### Exercise
For this exercise, copy out each line of the material below that includes "JSON".

==== Data listing

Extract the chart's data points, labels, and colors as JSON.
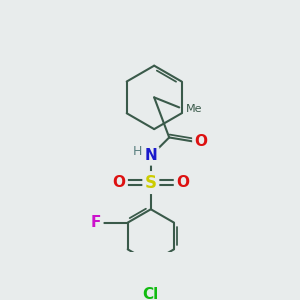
{
  "background_color": "#e8ecec",
  "bond_color": "#3a5a4a",
  "bond_width": 1.5,
  "atoms": {
    "N": {
      "color": "#1a1acc",
      "fontsize": 11,
      "fontweight": "bold"
    },
    "O": {
      "color": "#dd1111",
      "fontsize": 11,
      "fontweight": "bold"
    },
    "S": {
      "color": "#cccc00",
      "fontsize": 12,
      "fontweight": "bold"
    },
    "F": {
      "color": "#cc11cc",
      "fontsize": 11,
      "fontweight": "bold"
    },
    "Cl": {
      "color": "#11bb11",
      "fontsize": 11,
      "fontweight": "bold"
    },
    "H": {
      "color": "#5a8080",
      "fontsize": 10,
      "fontweight": "normal"
    },
    "C": {
      "color": "#3a5a4a",
      "fontsize": 9,
      "fontweight": "normal"
    }
  },
  "figsize": [
    3.0,
    3.0
  ],
  "dpi": 100
}
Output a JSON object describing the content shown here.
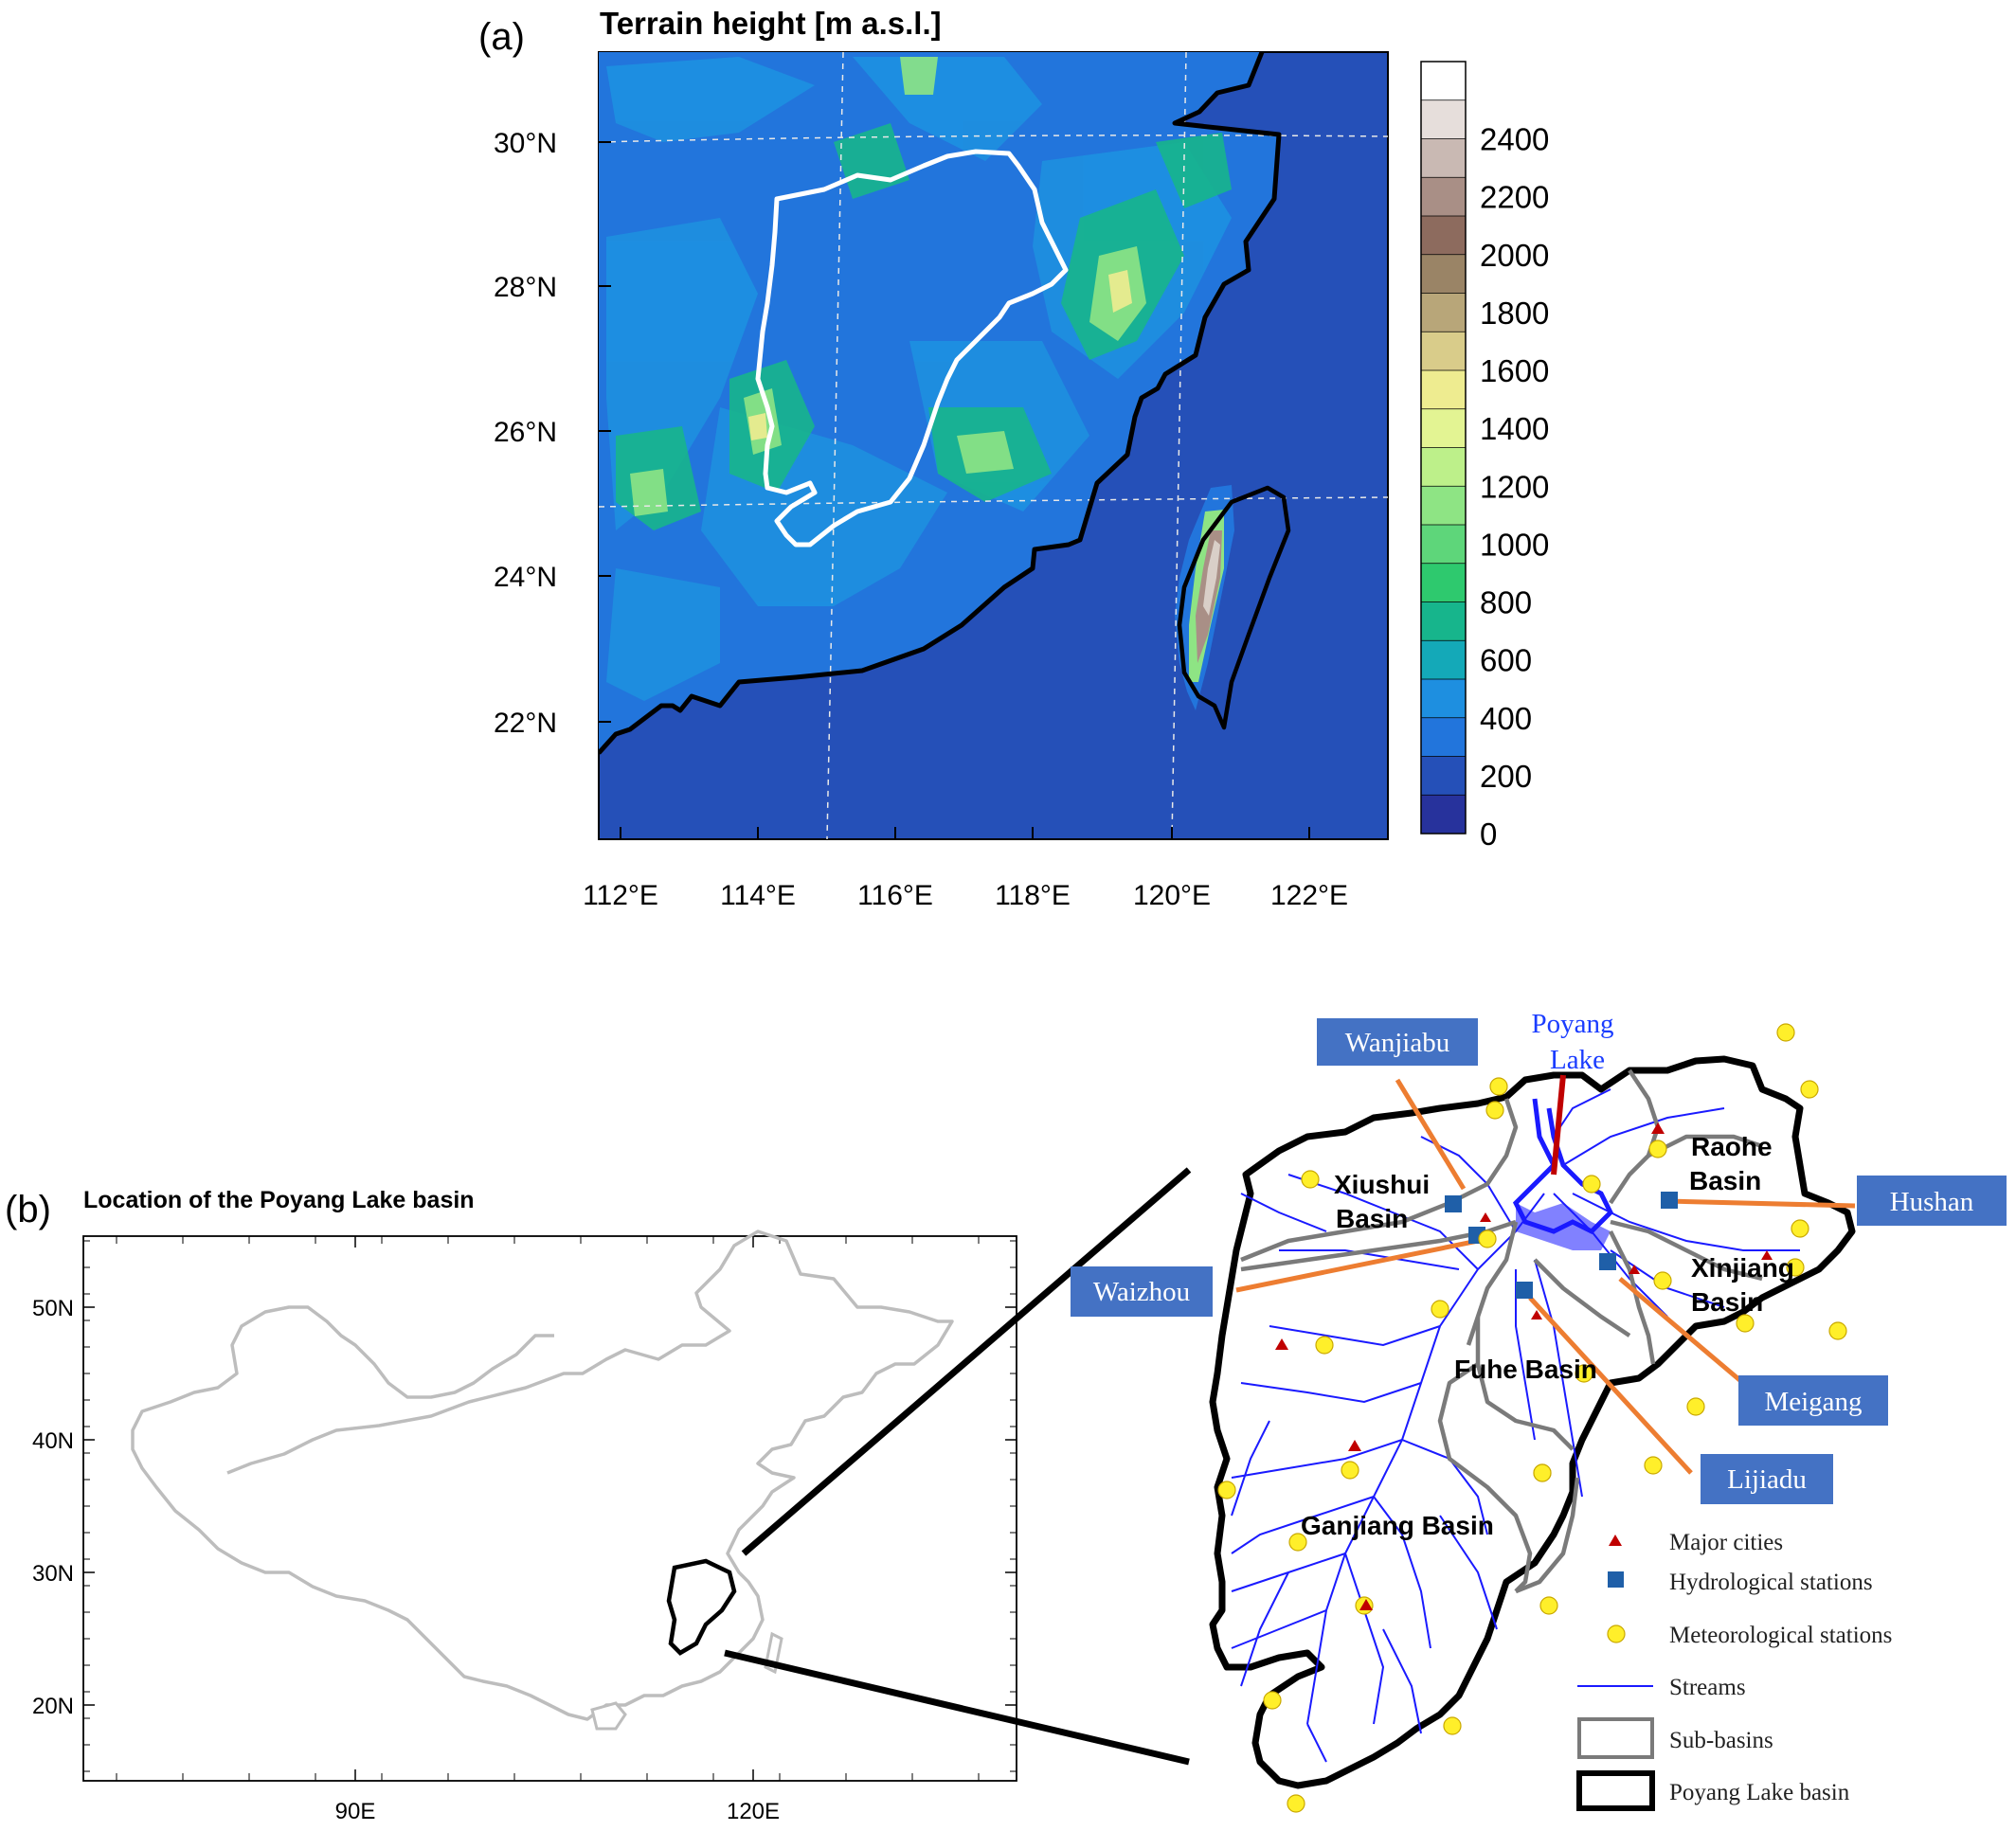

========

### Full answer
Extract the chart's data points, labels, and colors as JSON.
Output a JSON object describing the content shown here.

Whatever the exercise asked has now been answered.